=== PETUNJUK PENGERJAAN ===
(a) Salin kata demi kata bagian teks tentang rencana pemindahan tempat sholat perempuan di dekat Ka’bah yang dibuka dengan kata-kata "Polemik itu muncul" dan ditutup dengan "surat kabar Al-Iqtissadiya.".
(b) Sebutkan semua nama orang yang muncul dalam teks tentang rencana pemindahan tempat sholat perempuan di dekat Ka’bah.
(c) Lanjutkan teks tentang rencana pemindahan tempat sholat perempuan di dekat Ka’bah, dimulai setelah kalimat terakhir yang ditampilkan.

=== KUTIPAN TEKS ===
◆ ◆ ◆ ◆ ◆ ◆ ◆

Aktivis perempuan di Arab Saudi menolak rencana pemisahan tempat dan larangan bagi jamaah perempuan untuk sholat di lapangan terbuka di dekat Ka’bah. Mereka menyebut rencana itu sebagai tindakan diskriminatif bagi kaum perempuan.
Polemik itu muncul ketika komite riset haji Arab Saudi mengusulkan pemindahaan tempat sholat bagi kaum perempuan di dekat Ka’bah ke tempat lain, dengan alasan untuk mengurangi kepadatan di sekitar Ka’bah dan menghindari agar jamaah perempuan dan laki-laki tidak saling bersentuhan.
"Melarang perempuan sholat di dekat Ka’bah belum pernah terjadi sebelumnya dalam sejarah Islam. Para pejabat mungkin ingin kaum perempuan tidak ada lagi di tempat sholat yang merupakan wilayah publik, terutama di tempat-tempat suci," ujar Hatoun al-Fassi, penulis dan sejarawan Arab Saudi dalam tulisannya di surat kabar Al-Iqtissadiya.
Menurut al-Fassi, otoritas keagamaan belakangan ini juga telah membatasi kaum perempuan yang ingin mengunjungi makam Nabi Muhammad Saw. Menurutnya, kebijakan itu dibuat ketika kaum perempuan di Arab Saudi tidak bisa berperan serta dalam proses pengambilan keputusan.
Saat ini, ada tempat khusus bagi jamaah perempuan yang ingin sholat di dekat Ka’bah. Namun komite pemerintah Arab Saudi mengusulkan agar tempat khusus perempuan itu dipindah. Sementara jamaah laki-laki tetap dibebaskan untuk sholat di dekat Ka’bah.
"Tempat ini sangat kecil dan ramai. Oleh sebab itu kami memutuskan untuk memindahkan jamaah perempuan ke luar Sahn (tempat terbuka di sekeliling Ka’bah ) ke tempat yang lebih nyaman di mana mereka bisa melihat Ka’bah dan tempatnya lebih luas," jelas Usama al-Bar, Kepala Institut Riset Haji.

◆ ◆ ◆ ◆ ◆ ◆ ◆

=== CATATAN DATA ===
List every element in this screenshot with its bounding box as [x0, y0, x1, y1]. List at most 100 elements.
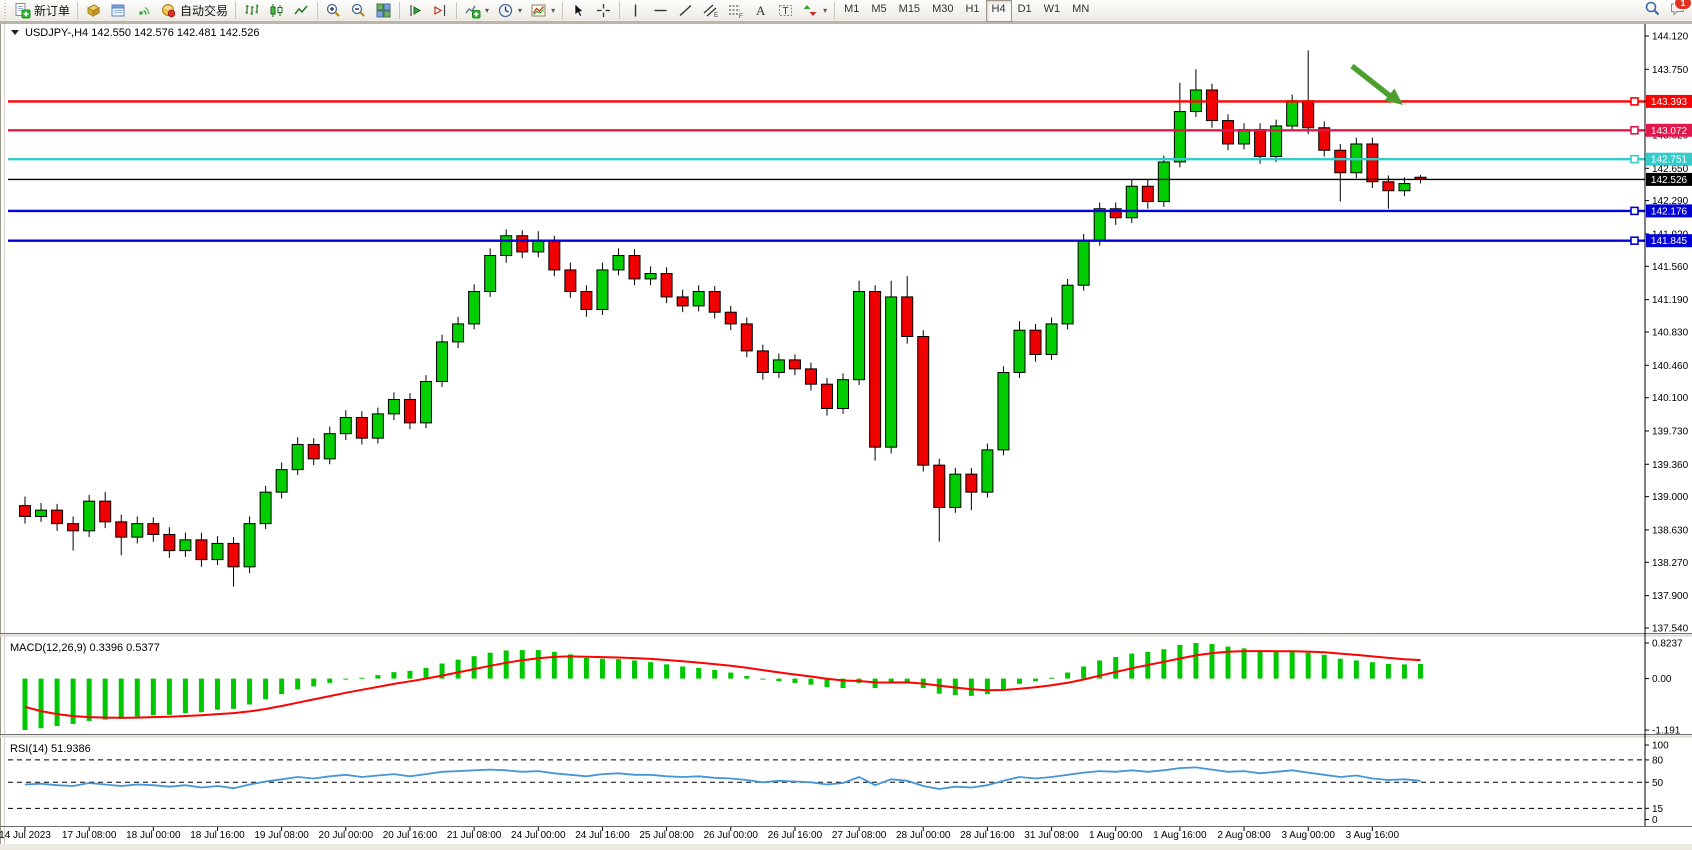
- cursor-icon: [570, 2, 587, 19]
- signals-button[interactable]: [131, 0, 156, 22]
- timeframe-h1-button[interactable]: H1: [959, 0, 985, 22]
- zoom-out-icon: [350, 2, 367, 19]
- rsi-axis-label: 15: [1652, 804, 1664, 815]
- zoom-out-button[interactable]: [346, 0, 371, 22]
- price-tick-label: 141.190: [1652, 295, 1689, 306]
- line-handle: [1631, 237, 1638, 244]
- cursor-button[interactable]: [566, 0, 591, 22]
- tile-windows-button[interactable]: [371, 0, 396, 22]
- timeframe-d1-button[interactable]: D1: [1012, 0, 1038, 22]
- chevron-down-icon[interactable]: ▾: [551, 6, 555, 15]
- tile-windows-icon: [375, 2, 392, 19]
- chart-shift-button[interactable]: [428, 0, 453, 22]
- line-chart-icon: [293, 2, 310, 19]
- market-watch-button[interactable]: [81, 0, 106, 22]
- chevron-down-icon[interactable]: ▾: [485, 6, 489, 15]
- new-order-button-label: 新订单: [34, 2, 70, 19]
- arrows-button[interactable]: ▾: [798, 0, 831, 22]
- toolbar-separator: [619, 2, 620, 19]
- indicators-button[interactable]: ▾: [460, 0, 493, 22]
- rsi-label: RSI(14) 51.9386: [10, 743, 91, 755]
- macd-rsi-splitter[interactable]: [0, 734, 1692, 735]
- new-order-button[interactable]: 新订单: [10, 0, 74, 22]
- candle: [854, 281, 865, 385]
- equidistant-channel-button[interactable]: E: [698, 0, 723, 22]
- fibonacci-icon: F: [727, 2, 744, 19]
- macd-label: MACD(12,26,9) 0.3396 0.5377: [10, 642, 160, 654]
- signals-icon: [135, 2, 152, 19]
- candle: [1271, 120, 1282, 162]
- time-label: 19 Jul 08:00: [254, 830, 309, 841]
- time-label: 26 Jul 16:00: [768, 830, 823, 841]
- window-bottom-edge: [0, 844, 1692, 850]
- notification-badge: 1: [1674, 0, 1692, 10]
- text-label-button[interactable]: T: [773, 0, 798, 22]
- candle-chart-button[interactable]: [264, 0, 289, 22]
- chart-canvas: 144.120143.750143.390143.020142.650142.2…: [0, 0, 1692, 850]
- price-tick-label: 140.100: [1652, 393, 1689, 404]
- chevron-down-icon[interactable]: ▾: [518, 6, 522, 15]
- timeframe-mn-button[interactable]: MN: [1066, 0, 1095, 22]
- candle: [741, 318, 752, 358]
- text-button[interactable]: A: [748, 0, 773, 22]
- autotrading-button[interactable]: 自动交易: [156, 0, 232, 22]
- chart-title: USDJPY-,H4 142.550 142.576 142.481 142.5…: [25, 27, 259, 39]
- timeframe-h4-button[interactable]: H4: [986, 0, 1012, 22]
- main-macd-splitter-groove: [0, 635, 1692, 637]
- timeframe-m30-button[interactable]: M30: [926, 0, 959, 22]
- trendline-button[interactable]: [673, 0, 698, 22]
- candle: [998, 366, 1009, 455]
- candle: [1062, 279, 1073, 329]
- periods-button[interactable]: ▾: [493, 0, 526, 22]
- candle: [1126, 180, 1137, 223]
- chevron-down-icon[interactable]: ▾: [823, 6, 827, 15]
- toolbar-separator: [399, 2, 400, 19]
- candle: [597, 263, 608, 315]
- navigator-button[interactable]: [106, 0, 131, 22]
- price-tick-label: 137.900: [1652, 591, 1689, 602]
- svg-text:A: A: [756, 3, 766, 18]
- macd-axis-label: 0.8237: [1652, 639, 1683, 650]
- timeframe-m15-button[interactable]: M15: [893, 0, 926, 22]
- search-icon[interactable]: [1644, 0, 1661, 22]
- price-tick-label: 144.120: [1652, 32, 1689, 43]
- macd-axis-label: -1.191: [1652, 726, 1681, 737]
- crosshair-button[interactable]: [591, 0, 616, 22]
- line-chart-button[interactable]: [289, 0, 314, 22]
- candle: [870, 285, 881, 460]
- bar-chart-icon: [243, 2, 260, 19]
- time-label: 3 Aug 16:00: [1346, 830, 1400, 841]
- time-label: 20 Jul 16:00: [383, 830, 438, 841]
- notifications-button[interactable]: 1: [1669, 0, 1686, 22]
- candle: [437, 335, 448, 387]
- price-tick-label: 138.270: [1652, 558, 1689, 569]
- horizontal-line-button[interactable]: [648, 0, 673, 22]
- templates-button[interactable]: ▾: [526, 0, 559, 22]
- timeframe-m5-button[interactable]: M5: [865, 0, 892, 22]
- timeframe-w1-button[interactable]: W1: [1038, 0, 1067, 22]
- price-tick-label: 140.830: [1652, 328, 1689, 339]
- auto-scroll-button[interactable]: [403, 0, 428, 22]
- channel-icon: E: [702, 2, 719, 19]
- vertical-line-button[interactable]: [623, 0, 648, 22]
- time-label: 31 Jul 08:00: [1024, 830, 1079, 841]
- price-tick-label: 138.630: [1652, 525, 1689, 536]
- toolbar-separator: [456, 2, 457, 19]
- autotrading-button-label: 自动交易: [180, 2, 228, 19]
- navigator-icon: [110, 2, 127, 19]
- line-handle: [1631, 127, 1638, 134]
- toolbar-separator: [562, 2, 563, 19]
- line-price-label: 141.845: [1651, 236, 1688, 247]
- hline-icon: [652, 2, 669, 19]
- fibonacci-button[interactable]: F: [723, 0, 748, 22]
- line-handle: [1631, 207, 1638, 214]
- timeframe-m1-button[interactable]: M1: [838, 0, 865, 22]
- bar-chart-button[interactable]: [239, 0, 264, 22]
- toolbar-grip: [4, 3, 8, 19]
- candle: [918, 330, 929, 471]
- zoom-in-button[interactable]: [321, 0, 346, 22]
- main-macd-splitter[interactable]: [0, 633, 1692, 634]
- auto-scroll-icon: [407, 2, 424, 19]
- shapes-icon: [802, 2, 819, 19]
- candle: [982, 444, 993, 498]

◆ ◆ ◆ ◆ ◆ ◆ ◆

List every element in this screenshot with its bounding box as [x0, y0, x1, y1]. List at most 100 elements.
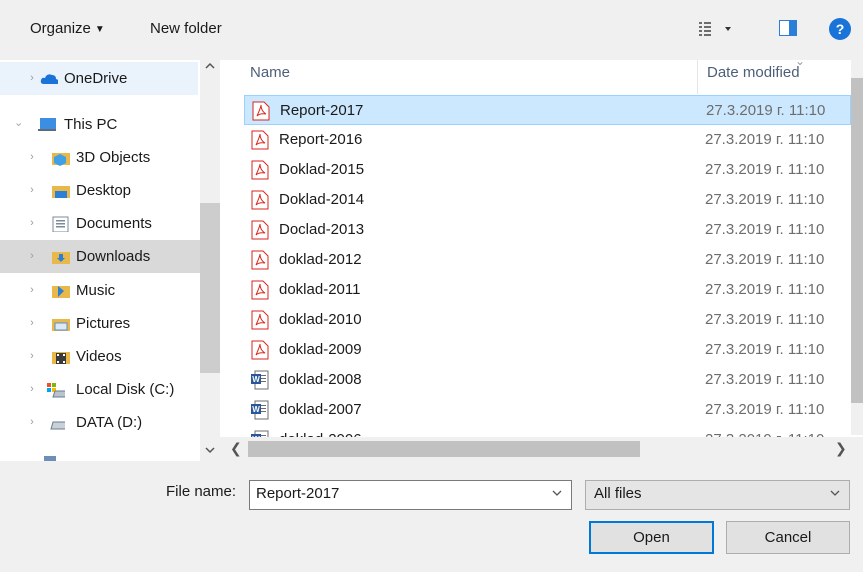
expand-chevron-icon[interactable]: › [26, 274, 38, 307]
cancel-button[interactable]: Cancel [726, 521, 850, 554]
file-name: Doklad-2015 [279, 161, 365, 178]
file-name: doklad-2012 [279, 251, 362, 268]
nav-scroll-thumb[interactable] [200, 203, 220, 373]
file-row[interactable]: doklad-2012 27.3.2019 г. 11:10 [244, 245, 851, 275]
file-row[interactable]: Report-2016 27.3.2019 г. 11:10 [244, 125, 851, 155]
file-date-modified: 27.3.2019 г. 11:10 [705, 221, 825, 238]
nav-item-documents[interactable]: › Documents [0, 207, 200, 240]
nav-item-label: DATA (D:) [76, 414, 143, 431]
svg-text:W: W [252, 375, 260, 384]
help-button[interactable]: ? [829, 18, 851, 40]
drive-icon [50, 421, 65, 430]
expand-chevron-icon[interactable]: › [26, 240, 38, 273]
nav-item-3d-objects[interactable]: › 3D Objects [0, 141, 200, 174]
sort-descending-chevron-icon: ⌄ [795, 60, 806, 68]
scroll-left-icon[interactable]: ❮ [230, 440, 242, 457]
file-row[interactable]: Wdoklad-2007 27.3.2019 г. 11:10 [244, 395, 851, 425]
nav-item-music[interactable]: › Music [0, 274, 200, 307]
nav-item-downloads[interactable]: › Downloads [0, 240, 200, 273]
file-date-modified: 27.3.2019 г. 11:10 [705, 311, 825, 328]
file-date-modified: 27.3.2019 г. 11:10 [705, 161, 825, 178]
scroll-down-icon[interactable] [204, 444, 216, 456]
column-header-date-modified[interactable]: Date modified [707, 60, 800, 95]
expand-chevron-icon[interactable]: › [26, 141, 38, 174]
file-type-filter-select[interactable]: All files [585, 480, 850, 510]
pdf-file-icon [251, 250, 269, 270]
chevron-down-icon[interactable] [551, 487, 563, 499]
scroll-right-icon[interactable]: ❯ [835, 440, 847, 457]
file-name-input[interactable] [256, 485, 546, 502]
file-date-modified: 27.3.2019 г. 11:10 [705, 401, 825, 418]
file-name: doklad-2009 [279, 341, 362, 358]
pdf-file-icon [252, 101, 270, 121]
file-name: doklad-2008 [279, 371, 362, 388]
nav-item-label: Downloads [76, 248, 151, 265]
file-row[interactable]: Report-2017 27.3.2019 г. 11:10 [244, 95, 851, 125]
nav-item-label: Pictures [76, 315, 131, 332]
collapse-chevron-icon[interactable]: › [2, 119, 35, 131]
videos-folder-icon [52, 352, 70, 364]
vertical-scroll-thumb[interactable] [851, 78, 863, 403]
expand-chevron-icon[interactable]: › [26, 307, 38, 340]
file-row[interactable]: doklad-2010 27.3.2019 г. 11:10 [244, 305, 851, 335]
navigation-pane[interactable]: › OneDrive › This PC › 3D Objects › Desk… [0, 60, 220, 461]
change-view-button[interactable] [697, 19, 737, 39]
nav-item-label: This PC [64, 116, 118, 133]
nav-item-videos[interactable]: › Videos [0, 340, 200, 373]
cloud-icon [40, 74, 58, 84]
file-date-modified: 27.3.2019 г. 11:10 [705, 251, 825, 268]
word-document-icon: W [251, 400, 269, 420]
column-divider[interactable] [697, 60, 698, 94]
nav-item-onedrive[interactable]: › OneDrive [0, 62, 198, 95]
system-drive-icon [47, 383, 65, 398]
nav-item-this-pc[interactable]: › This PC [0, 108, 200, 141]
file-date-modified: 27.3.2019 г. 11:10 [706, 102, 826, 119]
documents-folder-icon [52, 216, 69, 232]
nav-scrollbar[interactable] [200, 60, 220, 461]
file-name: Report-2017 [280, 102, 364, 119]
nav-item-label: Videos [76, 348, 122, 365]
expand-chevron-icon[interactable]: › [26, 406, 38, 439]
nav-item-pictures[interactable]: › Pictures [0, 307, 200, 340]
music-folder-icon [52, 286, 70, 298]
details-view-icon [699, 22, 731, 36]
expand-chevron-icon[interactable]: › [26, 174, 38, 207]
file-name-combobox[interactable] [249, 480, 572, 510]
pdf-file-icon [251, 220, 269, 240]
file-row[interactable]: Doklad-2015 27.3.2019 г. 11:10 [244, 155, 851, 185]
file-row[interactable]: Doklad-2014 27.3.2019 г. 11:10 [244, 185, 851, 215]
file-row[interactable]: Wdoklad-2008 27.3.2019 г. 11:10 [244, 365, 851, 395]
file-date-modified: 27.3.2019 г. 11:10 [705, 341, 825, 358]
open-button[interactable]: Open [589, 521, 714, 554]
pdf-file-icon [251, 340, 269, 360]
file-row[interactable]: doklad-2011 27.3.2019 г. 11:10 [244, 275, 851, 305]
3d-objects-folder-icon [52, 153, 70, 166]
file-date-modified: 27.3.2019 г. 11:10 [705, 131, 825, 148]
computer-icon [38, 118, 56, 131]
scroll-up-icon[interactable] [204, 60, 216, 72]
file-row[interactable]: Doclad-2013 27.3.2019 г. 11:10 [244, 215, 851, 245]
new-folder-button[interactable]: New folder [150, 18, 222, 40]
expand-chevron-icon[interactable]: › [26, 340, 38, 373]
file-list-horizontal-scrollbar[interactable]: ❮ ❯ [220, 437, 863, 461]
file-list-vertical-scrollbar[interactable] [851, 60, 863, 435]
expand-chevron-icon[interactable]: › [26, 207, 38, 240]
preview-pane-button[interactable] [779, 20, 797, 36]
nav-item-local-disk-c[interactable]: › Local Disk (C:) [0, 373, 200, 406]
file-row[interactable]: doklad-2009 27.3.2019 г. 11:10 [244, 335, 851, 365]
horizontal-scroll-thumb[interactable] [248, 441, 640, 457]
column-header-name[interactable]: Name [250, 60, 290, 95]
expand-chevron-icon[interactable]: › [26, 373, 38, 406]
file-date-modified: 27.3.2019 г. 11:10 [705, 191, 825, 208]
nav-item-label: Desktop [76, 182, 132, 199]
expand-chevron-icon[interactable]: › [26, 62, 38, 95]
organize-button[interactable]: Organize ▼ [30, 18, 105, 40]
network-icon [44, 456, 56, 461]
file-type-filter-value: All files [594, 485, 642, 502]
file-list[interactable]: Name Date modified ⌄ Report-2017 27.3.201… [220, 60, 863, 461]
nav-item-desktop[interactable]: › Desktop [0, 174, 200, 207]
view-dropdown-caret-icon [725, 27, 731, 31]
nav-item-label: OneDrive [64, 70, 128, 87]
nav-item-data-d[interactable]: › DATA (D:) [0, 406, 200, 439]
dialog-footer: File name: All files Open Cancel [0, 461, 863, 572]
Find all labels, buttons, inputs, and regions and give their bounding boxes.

◆ ◆ ◆ ◆ ◆ ◆ ◆

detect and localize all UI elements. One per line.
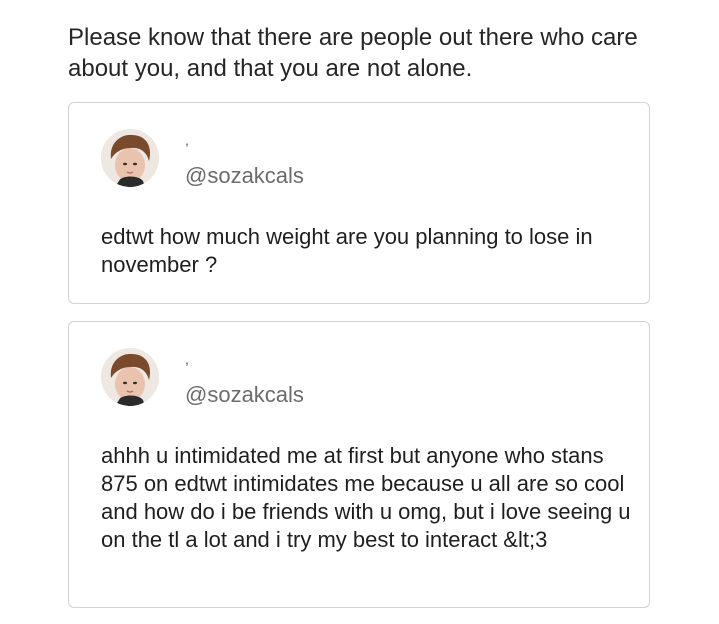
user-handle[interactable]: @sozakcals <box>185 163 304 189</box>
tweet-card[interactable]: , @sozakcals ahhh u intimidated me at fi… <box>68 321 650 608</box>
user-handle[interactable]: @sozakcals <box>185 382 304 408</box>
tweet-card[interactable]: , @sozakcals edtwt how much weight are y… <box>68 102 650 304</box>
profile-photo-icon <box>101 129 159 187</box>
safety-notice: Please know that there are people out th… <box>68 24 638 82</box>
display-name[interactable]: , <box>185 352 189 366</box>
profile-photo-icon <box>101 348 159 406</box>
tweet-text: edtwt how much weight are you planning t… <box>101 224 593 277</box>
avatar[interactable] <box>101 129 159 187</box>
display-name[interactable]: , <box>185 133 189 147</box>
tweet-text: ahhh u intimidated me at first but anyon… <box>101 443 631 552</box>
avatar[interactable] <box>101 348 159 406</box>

◆ ◆ ◆ ◆ ◆ ◆ ◆

=== JAWABAN SETIAP TUGAS ===
(a)
Polemik itu muncul ketika komite riset haji Arab Saudi mengusulkan pemindahaan tempat sholat bagi kaum perempuan di dekat Ka’bah ke tempat lain, dengan alasan untuk mengurangi kepadatan di sekitar Ka’bah dan menghindari agar jamaah perempuan dan laki-laki tidak saling bersentuhan.
"Melarang perempuan sholat di dekat Ka’bah belum pernah terjadi sebelumnya dalam sejarah Islam. Para pejabat mungkin ingin kaum perempuan tidak ada lagi di tempat sholat yang merupakan wilayah publik, terutama di tempat-tempat suci," ujar Hatoun al-Fassi, penulis dan sejarawan Arab Saudi dalam tulisannya di surat kabar Al-Iqtissadiya.

(b) Hatoun al-Fassi, Nabi Muhammad Saw., dan Usama al-Bar.

(c)
"Beberapa jamaah perempuan berpikir hal ini kurang baik. Tapi dari sisi pandang kami, hal ini akan lebih baik buat mereka. Kita bisa duduk bersama dan menjelaskan apa maksud keputusan ini," sambung al-Bar seraya menyatakan bahwa rekomendasi ini belum final.
Namun para aktivis perempuan di negeri kaya minyak itu bersikukuh bahwa sholat sedekat mungkin dengan Ka’bah adalah hak asasi manusia. Mereka meminta otoritas berwenang agar hati-hati dalam menyikapi usulan pemisahan itu, karena Islam menempatkan laki-laki dan perempuan pada tempat berpijak yang sama.
"Tempat ini memiliki aura tersendiri di mana umat Islam merasa bahwa Allah Swt menerima permohonan dan doa mereka," imbuh al-Fassi.
"Laki-laki dan perempuan punya hak untuk sholat di rumah Allah Swt. Laki-laki tidak berhak untuk mencabut hak itu," tambah aktivis perempuan lainnya, Suhaila Hammad.
"Laki-laki dan perempuan berbaur ketika mereka mengelilingi Ka’bah, lantas, apakah mereka juga ingin kami melakukan hal itu di tempat lain? Ini diskriminasi terhadap kaum perempuan," ujar Hammad. (ln/iol)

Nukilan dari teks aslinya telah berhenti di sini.